• Challenge: Where a line of the listing below includes the word "value", reproduce that line.

• Record set:

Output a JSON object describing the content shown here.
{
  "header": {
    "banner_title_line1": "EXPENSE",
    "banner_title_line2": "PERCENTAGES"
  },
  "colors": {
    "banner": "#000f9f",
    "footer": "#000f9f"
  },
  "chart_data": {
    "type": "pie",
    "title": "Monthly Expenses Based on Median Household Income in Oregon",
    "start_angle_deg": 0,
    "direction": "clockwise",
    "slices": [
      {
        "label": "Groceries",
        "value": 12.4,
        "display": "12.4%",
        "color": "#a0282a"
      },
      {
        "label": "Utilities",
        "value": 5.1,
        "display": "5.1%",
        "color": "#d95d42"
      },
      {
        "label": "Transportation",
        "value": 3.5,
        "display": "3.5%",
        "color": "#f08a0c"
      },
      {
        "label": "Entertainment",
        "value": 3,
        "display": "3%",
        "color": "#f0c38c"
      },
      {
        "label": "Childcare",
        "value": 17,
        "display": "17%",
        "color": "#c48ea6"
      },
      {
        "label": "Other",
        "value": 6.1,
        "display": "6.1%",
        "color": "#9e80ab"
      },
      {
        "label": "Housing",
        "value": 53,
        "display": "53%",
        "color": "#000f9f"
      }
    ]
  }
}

• Solution for this exercise:
        "value": 12.4,
        "value": 5.1,
        "value": 3.5,
        "value": 3,
        "value": 17,
        "value": 6.1,
        "value": 53,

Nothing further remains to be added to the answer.